> **EXERCISE**: Reproduce the listing verbatim.

[Data items]
+ + + +

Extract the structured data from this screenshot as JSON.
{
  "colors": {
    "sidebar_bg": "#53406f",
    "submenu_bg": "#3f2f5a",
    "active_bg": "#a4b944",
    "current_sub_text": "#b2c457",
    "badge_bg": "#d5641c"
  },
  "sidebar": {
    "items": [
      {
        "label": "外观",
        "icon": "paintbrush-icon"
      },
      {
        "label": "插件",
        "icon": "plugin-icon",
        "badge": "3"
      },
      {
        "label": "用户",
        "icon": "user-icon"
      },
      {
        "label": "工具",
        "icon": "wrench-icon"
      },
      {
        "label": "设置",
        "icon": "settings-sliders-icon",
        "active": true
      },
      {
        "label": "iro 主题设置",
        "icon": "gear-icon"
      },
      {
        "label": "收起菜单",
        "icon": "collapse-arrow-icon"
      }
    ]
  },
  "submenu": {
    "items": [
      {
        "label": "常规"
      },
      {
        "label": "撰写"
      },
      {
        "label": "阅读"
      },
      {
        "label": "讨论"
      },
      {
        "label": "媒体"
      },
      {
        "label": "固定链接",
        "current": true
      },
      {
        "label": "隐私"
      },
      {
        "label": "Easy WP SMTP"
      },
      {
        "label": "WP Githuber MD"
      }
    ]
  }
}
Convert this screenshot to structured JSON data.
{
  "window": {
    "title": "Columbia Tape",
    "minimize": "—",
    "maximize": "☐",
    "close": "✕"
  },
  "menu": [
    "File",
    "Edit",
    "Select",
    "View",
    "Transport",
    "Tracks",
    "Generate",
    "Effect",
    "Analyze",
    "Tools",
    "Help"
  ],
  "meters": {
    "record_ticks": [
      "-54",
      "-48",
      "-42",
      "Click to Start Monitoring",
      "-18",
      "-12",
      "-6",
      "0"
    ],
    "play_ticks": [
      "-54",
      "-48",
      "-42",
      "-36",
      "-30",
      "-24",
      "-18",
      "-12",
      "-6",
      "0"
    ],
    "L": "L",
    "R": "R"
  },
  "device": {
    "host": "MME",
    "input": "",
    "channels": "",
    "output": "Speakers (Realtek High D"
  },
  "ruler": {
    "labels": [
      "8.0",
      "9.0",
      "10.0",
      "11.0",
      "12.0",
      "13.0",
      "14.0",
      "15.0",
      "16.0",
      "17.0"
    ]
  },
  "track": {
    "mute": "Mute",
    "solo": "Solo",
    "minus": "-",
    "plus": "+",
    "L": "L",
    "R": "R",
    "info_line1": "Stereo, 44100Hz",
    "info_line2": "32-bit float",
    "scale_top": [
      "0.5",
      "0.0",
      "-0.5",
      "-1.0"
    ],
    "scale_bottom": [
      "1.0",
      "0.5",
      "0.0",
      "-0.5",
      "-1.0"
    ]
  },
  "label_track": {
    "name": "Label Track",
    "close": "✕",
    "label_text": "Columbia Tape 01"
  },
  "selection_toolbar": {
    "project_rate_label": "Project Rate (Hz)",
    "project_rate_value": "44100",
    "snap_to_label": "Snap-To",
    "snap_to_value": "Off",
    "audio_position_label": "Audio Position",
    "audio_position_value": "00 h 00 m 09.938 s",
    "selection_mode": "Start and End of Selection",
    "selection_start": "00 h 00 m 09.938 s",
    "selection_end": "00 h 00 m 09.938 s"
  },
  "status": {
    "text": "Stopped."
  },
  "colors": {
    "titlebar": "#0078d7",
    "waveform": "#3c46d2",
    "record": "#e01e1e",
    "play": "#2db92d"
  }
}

+ + + +

> **ANSWER BELOW**:
Extract the structured data from this screenshot as JSON.
{
  "colors": {
    "sidebar_bg": "#53406f",
    "submenu_bg": "#3f2f5a",
    "active_bg": "#a4b944",
    "current_sub_text": "#b2c457",
    "badge_bg": "#d5641c"
  },
  "sidebar": {
    "items": [
      {
        "label": "外观",
        "icon": "paintbrush-icon"
      },
      {
        "label": "插件",
        "icon": "plugin-icon",
        "badge": "3"
      },
      {
        "label": "用户",
        "icon": "user-icon"
      },
      {
        "label": "工具",
        "icon": "wrench-icon"
      },
      {
        "label": "设置",
        "icon": "settings-sliders-icon",
        "active": true
      },
      {
        "label": "iro 主题设置",
        "icon": "gear-icon"
      },
      {
        "label": "收起菜单",
        "icon": "collapse-arrow-icon"
      }
    ]
  },
  "submenu": {
    "items": [
      {
        "label": "常规"
      },
      {
        "label": "撰写"
      },
      {
        "label": "阅读"
      },
      {
        "label": "讨论"
      },
      {
        "label": "媒体"
      },
      {
        "label": "固定链接",
        "current": true
      },
      {
        "label": "隐私"
      },
      {
        "label": "Easy WP SMTP"
      },
      {
        "label": "WP Githuber MD"
      }
    ]
  }
}
Convert this screenshot to structured JSON data.
{
  "window": {
    "title": "Columbia Tape",
    "minimize": "—",
    "maximize": "☐",
    "close": "✕"
  },
  "menu": [
    "File",
    "Edit",
    "Select",
    "View",
    "Transport",
    "Tracks",
    "Generate",
    "Effect",
    "Analyze",
    "Tools",
    "Help"
  ],
  "meters": {
    "record_ticks": [
      "-54",
      "-48",
      "-42",
      "Click to Start Monitoring",
      "-18",
      "-12",
      "-6",
      "0"
    ],
    "play_ticks": [
      "-54",
      "-48",
      "-42",
      "-36",
      "-30",
      "-24",
      "-18",
      "-12",
      "-6",
      "0"
    ],
    "L": "L",
    "R": "R"
  },
  "device": {
    "host": "MME",
    "input": "",
    "channels": "",
    "output": "Speakers (Realtek High D"
  },
  "ruler": {
    "labels": [
      "8.0",
      "9.0",
      "10.0",
      "11.0",
      "12.0",
      "13.0",
      "14.0",
      "15.0",
      "16.0",
      "17.0"
    ]
  },
  "track": {
    "mute": "Mute",
    "solo": "Solo",
    "minus": "-",
    "plus": "+",
    "L": "L",
    "R": "R",
    "info_line1": "Stereo, 44100Hz",
    "info_line2": "32-bit float",
    "scale_top": [
      "0.5",
      "0.0",
      "-0.5",
      "-1.0"
    ],
    "scale_bottom": [
      "1.0",
      "0.5",
      "0.0",
      "-0.5",
      "-1.0"
    ]
  },
  "label_track": {
    "name": "Label Track",
    "close": "✕",
    "label_text": "Columbia Tape 01"
  },
  "selection_toolbar": {
    "project_rate_label": "Project Rate (Hz)",
    "project_rate_value": "44100",
    "snap_to_label": "Snap-To",
    "snap_to_value": "Off",
    "audio_position_label": "Audio Position",
    "audio_position_value": "00 h 00 m 09.938 s",
    "selection_mode": "Start and End of Selection",
    "selection_start": "00 h 00 m 09.938 s",
    "selection_end": "00 h 00 m 09.938 s"
  },
  "status": {
    "text": "Stopped."
  },
  "colors": {
    "titlebar": "#0078d7",
    "waveform": "#3c46d2",
    "record": "#e01e1e",
    "play": "#2db92d"
  }
}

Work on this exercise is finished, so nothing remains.